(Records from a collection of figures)
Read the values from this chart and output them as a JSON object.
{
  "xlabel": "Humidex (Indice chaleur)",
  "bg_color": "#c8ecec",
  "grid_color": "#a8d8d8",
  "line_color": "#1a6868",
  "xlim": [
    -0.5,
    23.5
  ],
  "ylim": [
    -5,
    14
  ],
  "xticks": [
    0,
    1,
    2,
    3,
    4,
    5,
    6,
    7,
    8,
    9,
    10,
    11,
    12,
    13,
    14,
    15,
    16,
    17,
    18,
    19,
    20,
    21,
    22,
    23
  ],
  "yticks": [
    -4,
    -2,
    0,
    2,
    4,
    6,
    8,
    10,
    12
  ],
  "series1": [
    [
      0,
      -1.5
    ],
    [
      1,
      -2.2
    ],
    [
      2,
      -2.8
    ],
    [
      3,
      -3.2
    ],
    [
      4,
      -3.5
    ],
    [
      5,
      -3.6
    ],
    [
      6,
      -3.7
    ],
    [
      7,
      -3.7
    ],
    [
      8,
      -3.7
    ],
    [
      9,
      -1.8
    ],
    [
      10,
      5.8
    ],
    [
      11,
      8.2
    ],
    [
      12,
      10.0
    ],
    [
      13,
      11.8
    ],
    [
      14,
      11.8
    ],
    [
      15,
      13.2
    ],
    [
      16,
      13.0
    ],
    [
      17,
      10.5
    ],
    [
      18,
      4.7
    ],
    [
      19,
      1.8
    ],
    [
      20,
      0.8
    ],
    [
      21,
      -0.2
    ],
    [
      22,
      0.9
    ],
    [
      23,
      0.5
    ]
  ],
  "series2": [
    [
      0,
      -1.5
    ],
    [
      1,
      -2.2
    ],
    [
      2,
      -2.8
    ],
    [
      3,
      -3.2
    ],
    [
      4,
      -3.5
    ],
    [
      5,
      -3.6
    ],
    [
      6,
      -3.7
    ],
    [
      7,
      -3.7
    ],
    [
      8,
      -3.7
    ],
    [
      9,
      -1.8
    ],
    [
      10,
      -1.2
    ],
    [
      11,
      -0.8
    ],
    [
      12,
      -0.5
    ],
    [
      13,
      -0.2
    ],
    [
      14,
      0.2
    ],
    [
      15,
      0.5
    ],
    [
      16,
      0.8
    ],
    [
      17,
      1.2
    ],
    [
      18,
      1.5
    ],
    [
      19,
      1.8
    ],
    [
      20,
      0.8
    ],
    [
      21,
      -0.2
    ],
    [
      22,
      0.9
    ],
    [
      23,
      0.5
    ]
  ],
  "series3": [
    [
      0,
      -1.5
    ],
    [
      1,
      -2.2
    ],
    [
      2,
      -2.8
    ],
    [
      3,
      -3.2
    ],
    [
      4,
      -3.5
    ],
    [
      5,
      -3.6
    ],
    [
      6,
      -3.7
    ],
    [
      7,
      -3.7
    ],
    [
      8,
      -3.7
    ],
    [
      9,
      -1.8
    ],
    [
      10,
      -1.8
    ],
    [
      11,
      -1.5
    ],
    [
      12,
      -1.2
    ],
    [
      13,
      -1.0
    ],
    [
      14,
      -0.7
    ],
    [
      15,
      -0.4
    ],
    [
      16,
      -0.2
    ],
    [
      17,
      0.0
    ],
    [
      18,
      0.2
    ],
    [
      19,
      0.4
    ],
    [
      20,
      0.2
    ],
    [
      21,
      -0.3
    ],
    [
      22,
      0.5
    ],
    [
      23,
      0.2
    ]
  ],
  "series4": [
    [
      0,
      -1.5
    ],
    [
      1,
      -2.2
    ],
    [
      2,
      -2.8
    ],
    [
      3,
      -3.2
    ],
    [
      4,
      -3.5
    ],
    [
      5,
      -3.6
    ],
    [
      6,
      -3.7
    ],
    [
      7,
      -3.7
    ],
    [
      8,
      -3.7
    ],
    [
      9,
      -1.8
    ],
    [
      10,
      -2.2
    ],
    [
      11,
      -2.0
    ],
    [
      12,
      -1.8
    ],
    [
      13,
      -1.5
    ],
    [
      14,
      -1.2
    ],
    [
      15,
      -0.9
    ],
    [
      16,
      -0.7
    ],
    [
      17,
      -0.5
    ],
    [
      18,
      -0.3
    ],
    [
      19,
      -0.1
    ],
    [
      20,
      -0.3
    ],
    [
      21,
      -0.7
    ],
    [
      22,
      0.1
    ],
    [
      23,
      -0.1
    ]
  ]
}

(EXERCISE TASK) Every entry should be printed again exactly as it stands.

(ANSWER TO THIS TASK)
Read the values from this chart and output them as a JSON object.
{
  "xlabel": "Humidex (Indice chaleur)",
  "bg_color": "#c8ecec",
  "grid_color": "#a8d8d8",
  "line_color": "#1a6868",
  "xlim": [
    -0.5,
    23.5
  ],
  "ylim": [
    -5,
    14
  ],
  "xticks": [
    0,
    1,
    2,
    3,
    4,
    5,
    6,
    7,
    8,
    9,
    10,
    11,
    12,
    13,
    14,
    15,
    16,
    17,
    18,
    19,
    20,
    21,
    22,
    23
  ],
  "yticks": [
    -4,
    -2,
    0,
    2,
    4,
    6,
    8,
    10,
    12
  ],
  "series1": [
    [
      0,
      -1.5
    ],
    [
      1,
      -2.2
    ],
    [
      2,
      -2.8
    ],
    [
      3,
      -3.2
    ],
    [
      4,
      -3.5
    ],
    [
      5,
      -3.6
    ],
    [
      6,
      -3.7
    ],
    [
      7,
      -3.7
    ],
    [
      8,
      -3.7
    ],
    [
      9,
      -1.8
    ],
    [
      10,
      5.8
    ],
    [
      11,
      8.2
    ],
    [
      12,
      10.0
    ],
    [
      13,
      11.8
    ],
    [
      14,
      11.8
    ],
    [
      15,
      13.2
    ],
    [
      16,
      13.0
    ],
    [
      17,
      10.5
    ],
    [
      18,
      4.7
    ],
    [
      19,
      1.8
    ],
    [
      20,
      0.8
    ],
    [
      21,
      -0.2
    ],
    [
      22,
      0.9
    ],
    [
      23,
      0.5
    ]
  ],
  "series2": [
    [
      0,
      -1.5
    ],
    [
      1,
      -2.2
    ],
    [
      2,
      -2.8
    ],
    [
      3,
      -3.2
    ],
    [
      4,
      -3.5
    ],
    [
      5,
      -3.6
    ],
    [
      6,
      -3.7
    ],
    [
      7,
      -3.7
    ],
    [
      8,
      -3.7
    ],
    [
      9,
      -1.8
    ],
    [
      10,
      -1.2
    ],
    [
      11,
      -0.8
    ],
    [
      12,
      -0.5
    ],
    [
      13,
      -0.2
    ],
    [
      14,
      0.2
    ],
    [
      15,
      0.5
    ],
    [
      16,
      0.8
    ],
    [
      17,
      1.2
    ],
    [
      18,
      1.5
    ],
    [
      19,
      1.8
    ],
    [
      20,
      0.8
    ],
    [
      21,
      -0.2
    ],
    [
      22,
      0.9
    ],
    [
      23,
      0.5
    ]
  ],
  "series3": [
    [
      0,
      -1.5
    ],
    [
      1,
      -2.2
    ],
    [
      2,
      -2.8
    ],
    [
      3,
      -3.2
    ],
    [
      4,
      -3.5
    ],
    [
      5,
      -3.6
    ],
    [
      6,
      -3.7
    ],
    [
      7,
      -3.7
    ],
    [
      8,
      -3.7
    ],
    [
      9,
      -1.8
    ],
    [
      10,
      -1.8
    ],
    [
      11,
      -1.5
    ],
    [
      12,
      -1.2
    ],
    [
      13,
      -1.0
    ],
    [
      14,
      -0.7
    ],
    [
      15,
      -0.4
    ],
    [
      16,
      -0.2
    ],
    [
      17,
      0.0
    ],
    [
      18,
      0.2
    ],
    [
      19,
      0.4
    ],
    [
      20,
      0.2
    ],
    [
      21,
      -0.3
    ],
    [
      22,
      0.5
    ],
    [
      23,
      0.2
    ]
  ],
  "series4": [
    [
      0,
      -1.5
    ],
    [
      1,
      -2.2
    ],
    [
      2,
      -2.8
    ],
    [
      3,
      -3.2
    ],
    [
      4,
      -3.5
    ],
    [
      5,
      -3.6
    ],
    [
      6,
      -3.7
    ],
    [
      7,
      -3.7
    ],
    [
      8,
      -3.7
    ],
    [
      9,
      -1.8
    ],
    [
      10,
      -2.2
    ],
    [
      11,
      -2.0
    ],
    [
      12,
      -1.8
    ],
    [
      13,
      -1.5
    ],
    [
      14,
      -1.2
    ],
    [
      15,
      -0.9
    ],
    [
      16,
      -0.7
    ],
    [
      17,
      -0.5
    ],
    [
      18,
      -0.3
    ],
    [
      19,
      -0.1
    ],
    [
      20,
      -0.3
    ],
    [
      21,
      -0.7
    ],
    [
      22,
      0.1
    ],
    [
      23,
      -0.1
    ]
  ]
}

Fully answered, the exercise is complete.